▶ [Records supplied]
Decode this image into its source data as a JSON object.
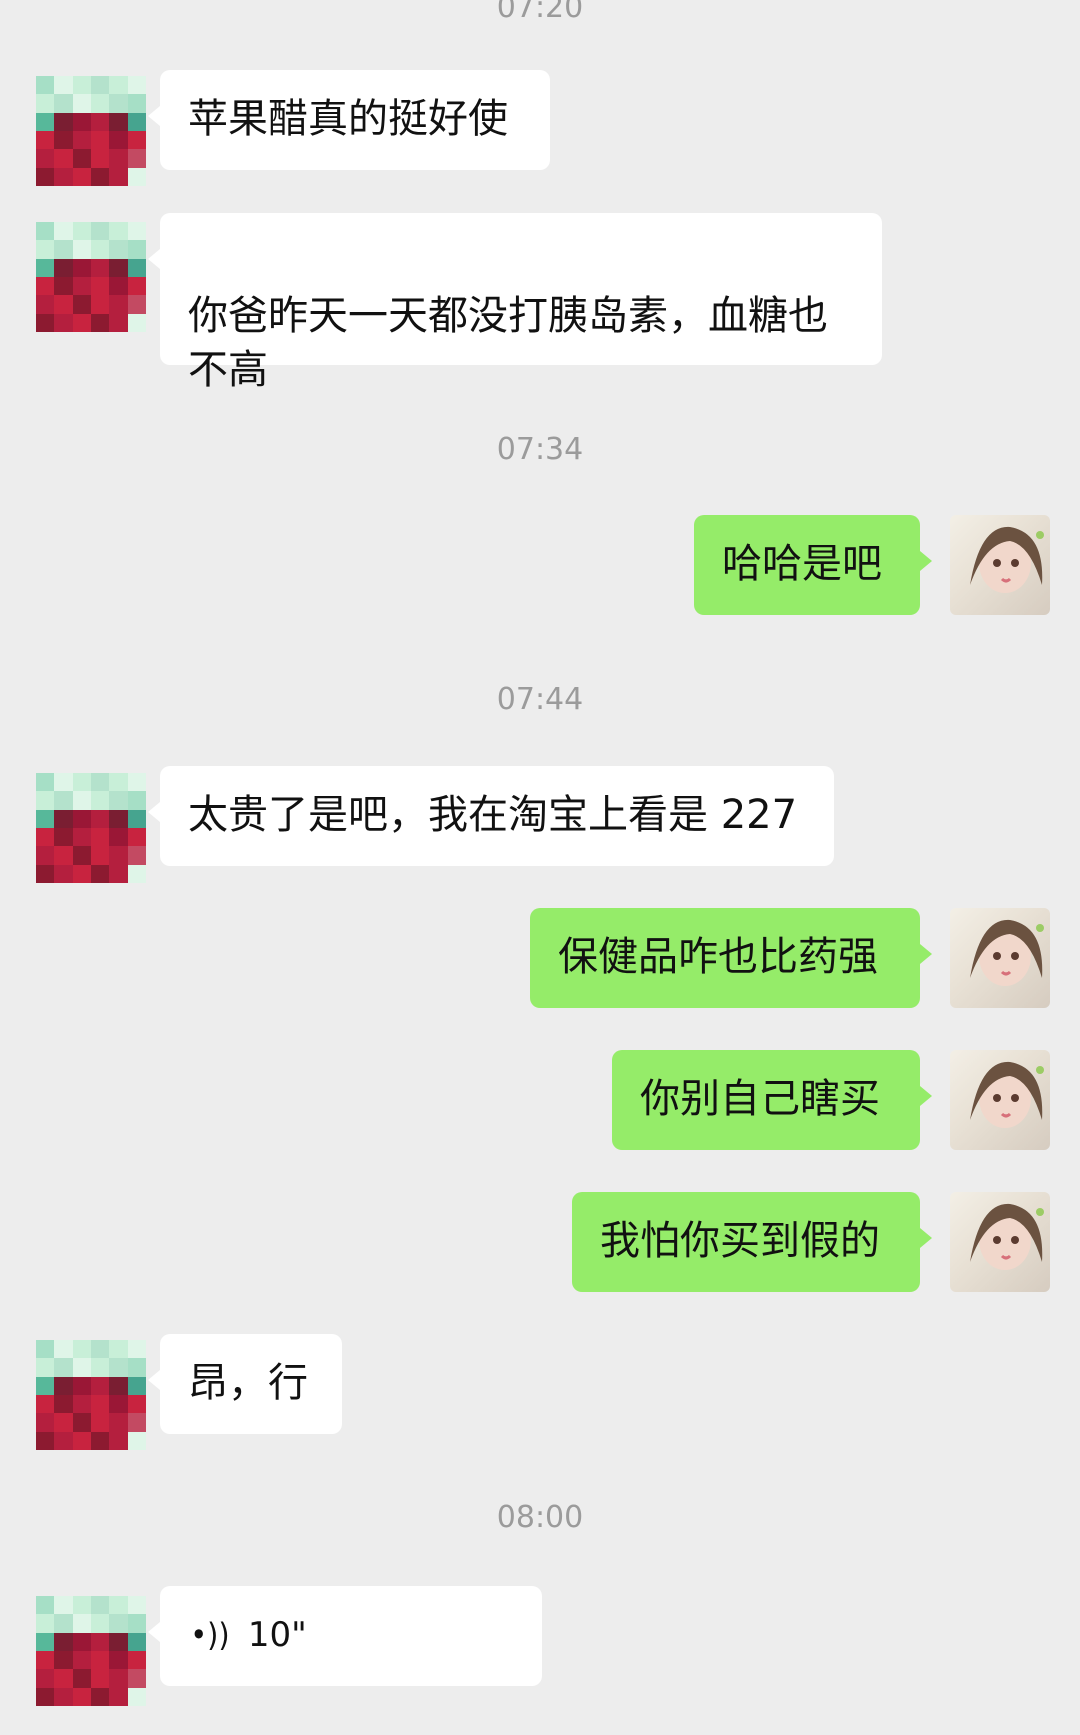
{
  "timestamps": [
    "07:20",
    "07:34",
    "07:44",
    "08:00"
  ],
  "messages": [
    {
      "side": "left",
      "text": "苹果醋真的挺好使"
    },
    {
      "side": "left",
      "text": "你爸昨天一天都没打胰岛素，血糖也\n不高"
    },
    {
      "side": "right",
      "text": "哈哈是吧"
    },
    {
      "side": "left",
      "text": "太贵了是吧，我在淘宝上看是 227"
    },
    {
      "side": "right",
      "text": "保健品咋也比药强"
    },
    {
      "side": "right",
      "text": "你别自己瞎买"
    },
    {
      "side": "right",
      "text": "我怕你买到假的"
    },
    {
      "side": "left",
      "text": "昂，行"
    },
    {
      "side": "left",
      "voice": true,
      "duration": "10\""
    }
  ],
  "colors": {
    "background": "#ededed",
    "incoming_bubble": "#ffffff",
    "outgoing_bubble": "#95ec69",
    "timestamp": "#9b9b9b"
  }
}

▶ [Task]
In the records, locate each line holding the string "text" and copy it.

▶ [Final answer]
      "text": "苹果醋真的挺好使"
      "text": "你爸昨天一天都没打胰岛素，血糖也\n不高"
      "text": "哈哈是吧"
      "text": "太贵了是吧，我在淘宝上看是 227"
      "text": "保健品咋也比药强"
      "text": "你别自己瞎买"
      "text": "我怕你买到假的"
      "text": "昂，行"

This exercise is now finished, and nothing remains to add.